> _LISTED ENTRIES_
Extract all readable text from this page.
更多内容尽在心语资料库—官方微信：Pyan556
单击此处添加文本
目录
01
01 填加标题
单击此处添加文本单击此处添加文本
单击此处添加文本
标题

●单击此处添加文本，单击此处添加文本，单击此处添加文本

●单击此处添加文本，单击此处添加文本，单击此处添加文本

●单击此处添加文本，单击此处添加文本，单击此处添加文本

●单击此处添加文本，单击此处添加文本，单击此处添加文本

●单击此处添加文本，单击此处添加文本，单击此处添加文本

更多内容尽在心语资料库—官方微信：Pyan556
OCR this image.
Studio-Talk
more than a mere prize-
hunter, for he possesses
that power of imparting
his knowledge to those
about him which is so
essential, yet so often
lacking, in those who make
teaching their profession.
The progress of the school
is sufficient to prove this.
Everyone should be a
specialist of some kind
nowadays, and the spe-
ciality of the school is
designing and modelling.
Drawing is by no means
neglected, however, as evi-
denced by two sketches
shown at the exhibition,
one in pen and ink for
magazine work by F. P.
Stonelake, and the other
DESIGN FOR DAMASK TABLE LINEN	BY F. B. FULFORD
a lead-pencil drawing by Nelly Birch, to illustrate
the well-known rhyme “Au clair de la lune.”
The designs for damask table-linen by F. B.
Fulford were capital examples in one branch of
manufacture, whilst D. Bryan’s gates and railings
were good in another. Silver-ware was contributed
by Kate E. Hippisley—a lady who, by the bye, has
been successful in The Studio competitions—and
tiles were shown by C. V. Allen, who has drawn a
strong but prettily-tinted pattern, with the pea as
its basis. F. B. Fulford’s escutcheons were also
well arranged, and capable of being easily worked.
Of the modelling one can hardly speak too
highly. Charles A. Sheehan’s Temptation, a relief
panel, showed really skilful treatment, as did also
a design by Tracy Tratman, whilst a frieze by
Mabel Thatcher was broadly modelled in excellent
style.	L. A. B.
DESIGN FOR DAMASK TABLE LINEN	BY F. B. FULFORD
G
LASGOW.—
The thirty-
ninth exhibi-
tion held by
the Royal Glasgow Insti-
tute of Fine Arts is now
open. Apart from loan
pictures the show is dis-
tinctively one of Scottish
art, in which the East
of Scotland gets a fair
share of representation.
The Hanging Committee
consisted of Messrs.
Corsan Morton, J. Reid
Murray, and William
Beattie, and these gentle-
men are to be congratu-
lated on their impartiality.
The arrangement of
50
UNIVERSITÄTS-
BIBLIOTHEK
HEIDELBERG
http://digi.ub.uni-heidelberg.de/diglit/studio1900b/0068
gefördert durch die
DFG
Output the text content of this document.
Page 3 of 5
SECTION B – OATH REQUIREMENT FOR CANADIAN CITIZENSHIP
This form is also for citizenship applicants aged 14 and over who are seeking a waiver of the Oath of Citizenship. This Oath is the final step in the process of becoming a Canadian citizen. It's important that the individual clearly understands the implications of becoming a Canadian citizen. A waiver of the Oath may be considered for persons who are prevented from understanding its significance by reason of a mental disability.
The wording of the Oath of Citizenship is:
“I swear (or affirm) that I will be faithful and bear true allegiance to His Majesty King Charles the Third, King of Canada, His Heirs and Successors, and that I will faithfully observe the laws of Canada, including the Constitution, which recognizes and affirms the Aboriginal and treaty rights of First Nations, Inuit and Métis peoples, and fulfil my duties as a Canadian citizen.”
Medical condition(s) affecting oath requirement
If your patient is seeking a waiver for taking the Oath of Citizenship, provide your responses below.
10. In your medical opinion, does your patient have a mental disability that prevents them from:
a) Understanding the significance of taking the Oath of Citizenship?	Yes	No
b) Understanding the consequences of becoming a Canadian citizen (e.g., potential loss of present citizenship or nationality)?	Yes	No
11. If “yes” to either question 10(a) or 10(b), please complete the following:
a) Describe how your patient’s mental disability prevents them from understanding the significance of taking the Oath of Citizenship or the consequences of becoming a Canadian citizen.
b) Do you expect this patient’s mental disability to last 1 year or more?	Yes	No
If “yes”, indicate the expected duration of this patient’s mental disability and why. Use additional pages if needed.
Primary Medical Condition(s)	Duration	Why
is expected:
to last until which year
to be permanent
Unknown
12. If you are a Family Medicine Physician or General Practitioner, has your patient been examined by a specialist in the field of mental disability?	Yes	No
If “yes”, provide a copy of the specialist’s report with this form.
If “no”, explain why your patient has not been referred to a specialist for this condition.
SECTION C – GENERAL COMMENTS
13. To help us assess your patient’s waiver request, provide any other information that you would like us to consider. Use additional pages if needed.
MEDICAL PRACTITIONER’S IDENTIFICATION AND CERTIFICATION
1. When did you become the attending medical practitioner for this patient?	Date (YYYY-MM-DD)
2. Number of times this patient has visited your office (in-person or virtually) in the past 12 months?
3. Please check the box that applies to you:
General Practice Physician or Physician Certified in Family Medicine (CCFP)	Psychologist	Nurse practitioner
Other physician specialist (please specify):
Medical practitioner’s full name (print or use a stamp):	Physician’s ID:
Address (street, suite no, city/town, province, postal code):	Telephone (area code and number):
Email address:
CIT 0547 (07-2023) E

> _INSTRUCTIONS FOR THE TASK_
Gather every line containing the word "with" and copy it.

> _SOLUTION TO THIS EXERCISE_
strong but prettily-tinted pattern, with the pea as
If “yes”, provide a copy of the specialist’s report with this form.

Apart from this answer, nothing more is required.